**The problem**
In the following material, identify every line holding the string "plain" and return it.

-- Data to use start --

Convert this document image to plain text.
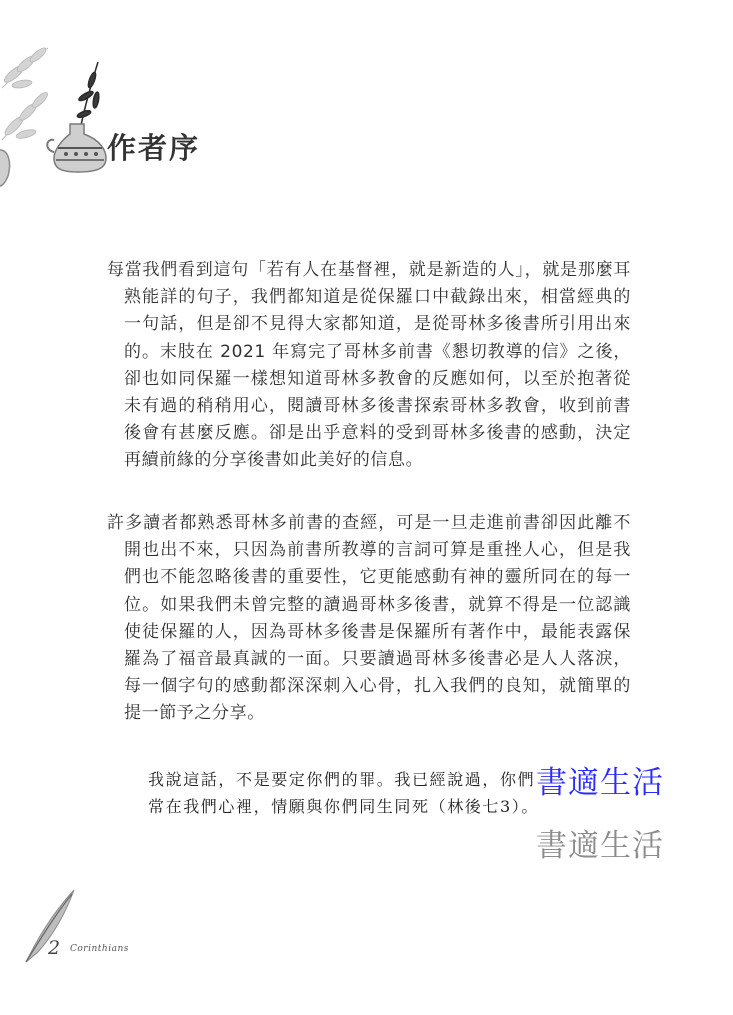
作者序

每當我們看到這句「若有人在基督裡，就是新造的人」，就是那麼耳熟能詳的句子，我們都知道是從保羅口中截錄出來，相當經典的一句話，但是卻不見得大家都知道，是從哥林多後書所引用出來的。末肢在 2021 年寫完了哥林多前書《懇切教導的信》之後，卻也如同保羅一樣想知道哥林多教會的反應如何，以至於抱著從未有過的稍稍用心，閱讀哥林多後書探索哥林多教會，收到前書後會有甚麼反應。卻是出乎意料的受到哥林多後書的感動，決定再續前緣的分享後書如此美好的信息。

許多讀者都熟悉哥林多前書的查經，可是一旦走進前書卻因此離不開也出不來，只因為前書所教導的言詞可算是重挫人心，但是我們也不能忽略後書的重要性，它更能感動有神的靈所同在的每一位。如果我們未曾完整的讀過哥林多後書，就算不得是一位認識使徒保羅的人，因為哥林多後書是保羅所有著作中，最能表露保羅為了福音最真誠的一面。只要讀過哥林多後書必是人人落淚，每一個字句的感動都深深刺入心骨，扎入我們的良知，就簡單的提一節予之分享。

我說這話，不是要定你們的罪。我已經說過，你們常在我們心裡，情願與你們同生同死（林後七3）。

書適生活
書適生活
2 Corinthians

-- Data to use end --
-- Data to use start --

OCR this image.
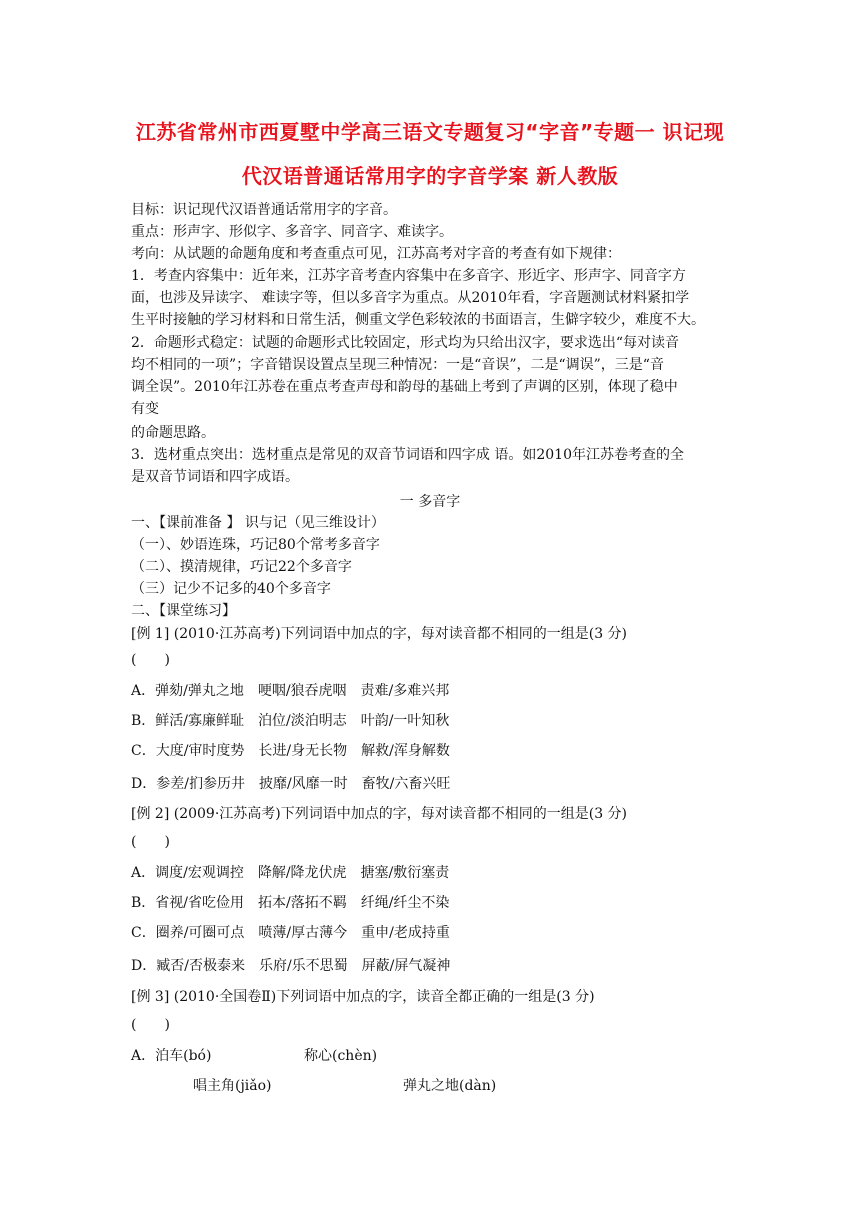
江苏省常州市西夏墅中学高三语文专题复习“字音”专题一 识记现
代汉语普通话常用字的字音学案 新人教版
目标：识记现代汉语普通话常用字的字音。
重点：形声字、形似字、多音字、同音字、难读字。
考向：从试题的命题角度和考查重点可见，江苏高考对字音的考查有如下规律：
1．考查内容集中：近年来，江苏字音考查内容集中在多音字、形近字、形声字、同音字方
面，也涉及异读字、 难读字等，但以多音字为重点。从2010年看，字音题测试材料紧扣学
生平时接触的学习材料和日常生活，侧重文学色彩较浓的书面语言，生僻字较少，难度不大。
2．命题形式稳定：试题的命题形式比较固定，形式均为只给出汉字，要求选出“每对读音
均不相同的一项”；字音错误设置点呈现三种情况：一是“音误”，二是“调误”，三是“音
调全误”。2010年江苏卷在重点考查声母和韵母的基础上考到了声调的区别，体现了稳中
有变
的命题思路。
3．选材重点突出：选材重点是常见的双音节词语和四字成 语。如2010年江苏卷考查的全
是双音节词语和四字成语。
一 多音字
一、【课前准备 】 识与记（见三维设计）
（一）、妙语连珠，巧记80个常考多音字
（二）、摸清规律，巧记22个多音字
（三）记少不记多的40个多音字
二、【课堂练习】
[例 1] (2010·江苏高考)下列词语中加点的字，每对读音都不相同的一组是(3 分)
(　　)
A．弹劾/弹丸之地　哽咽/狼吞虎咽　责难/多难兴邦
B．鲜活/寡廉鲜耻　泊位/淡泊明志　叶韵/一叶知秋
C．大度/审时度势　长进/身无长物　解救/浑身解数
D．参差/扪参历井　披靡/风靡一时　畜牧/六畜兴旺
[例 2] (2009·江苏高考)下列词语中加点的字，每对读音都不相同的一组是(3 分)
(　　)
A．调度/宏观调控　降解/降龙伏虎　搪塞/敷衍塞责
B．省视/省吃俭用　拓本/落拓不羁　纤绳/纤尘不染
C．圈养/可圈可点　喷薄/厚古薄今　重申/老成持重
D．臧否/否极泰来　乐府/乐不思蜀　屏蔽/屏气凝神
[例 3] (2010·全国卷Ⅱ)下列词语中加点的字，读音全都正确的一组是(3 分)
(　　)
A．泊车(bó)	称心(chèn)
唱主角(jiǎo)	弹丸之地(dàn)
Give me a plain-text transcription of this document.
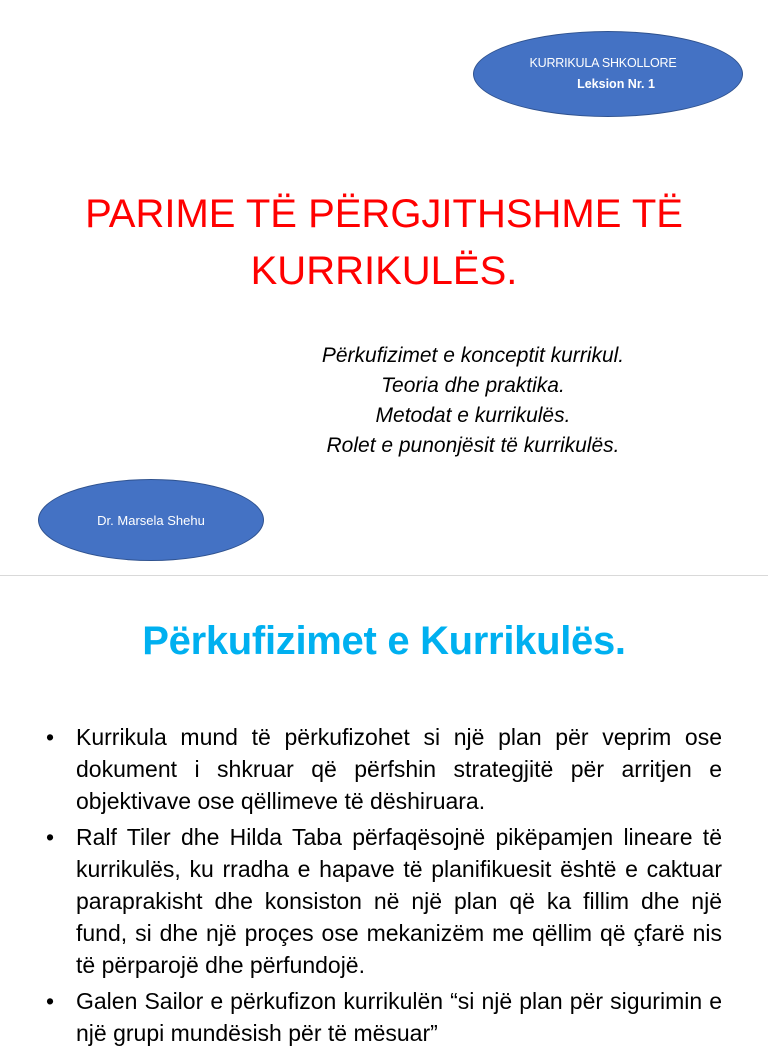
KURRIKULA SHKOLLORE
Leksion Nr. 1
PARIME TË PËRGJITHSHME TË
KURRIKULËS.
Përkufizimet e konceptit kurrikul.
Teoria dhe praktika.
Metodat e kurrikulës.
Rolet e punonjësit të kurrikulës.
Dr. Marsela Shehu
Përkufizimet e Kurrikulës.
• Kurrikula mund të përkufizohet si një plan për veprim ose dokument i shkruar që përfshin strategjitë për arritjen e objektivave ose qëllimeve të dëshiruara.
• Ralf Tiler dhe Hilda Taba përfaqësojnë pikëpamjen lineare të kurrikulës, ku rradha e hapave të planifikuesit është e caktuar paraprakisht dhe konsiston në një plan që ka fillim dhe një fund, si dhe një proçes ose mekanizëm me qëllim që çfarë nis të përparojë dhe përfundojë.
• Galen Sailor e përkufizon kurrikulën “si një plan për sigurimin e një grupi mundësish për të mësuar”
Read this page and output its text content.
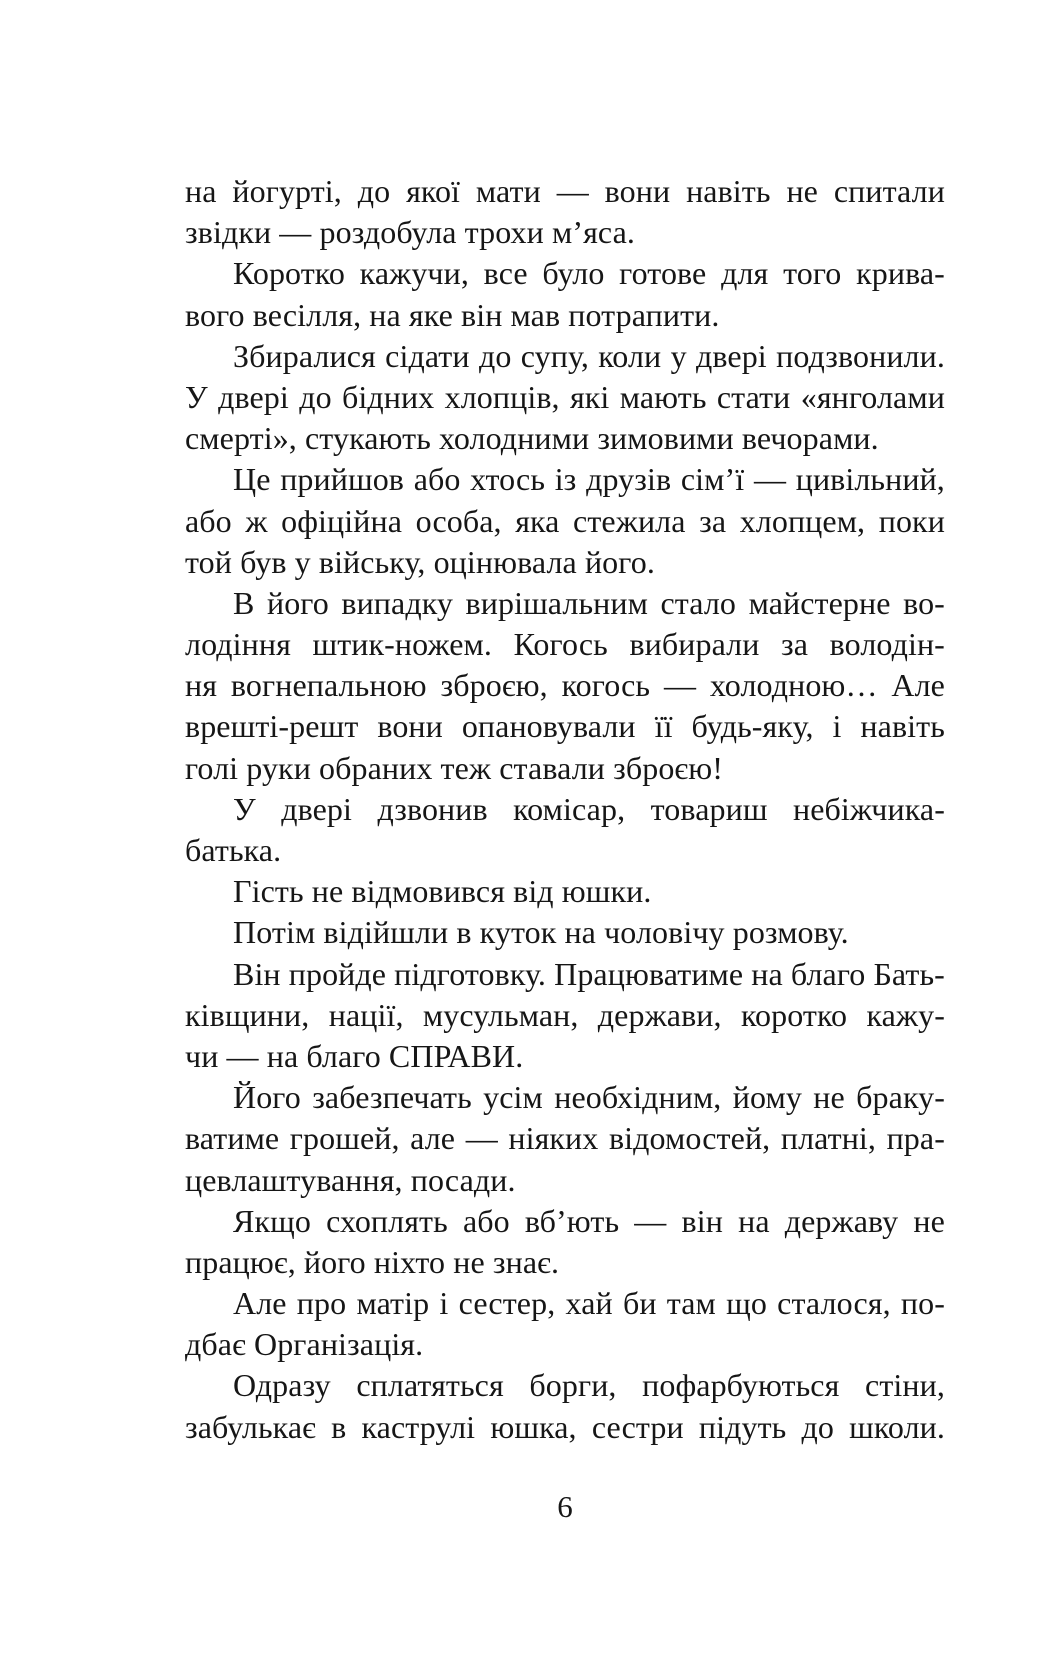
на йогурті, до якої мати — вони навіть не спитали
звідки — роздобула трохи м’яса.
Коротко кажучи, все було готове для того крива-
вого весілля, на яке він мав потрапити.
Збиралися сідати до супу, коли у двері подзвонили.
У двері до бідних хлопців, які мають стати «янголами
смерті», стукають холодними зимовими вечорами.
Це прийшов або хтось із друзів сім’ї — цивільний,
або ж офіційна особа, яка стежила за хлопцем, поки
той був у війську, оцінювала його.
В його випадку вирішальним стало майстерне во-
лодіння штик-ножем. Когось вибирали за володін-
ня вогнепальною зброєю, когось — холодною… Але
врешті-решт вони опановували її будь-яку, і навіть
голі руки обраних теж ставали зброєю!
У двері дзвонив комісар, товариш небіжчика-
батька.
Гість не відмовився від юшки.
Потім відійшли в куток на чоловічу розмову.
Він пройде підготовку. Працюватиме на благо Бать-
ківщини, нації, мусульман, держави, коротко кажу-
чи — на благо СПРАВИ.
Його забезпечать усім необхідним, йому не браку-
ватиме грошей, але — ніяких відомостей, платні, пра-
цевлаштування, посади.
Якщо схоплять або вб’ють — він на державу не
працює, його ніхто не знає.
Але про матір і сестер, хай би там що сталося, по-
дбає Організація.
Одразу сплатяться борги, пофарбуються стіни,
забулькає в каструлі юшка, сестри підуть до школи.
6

-- Data to use end --
-- Data to use start --

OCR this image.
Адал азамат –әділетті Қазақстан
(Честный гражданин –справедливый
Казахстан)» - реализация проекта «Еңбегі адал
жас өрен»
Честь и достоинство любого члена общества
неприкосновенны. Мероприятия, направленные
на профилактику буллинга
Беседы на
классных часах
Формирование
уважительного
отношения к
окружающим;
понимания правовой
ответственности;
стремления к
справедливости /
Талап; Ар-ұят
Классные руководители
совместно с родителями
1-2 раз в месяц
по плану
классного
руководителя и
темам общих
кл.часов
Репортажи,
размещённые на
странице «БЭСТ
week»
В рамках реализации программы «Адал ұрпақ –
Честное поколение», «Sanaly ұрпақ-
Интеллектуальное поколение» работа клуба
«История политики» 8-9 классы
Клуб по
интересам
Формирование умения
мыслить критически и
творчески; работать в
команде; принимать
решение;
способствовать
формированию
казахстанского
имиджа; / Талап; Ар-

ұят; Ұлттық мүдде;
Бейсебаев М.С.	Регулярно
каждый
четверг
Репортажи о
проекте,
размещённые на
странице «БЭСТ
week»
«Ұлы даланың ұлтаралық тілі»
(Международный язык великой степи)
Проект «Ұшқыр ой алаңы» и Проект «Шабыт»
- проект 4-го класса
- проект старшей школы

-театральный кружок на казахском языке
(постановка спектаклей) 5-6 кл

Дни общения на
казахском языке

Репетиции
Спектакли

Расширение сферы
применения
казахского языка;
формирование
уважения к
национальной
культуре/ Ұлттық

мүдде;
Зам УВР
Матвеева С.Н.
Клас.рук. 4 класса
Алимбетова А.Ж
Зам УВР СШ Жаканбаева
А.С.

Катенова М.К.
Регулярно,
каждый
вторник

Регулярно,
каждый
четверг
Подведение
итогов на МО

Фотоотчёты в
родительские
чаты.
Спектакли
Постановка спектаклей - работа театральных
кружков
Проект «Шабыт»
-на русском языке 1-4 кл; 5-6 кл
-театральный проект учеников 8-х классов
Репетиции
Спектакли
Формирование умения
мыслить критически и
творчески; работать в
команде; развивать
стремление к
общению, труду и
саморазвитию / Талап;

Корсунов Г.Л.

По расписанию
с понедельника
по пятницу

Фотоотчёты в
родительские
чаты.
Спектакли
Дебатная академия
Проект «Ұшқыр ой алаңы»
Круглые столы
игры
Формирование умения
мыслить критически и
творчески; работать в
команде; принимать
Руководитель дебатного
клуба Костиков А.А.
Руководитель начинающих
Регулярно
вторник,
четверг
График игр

-- Data to use end --

**Response to the task**
Convert this document image to plain text.
Give me a plain-text transcription of this document.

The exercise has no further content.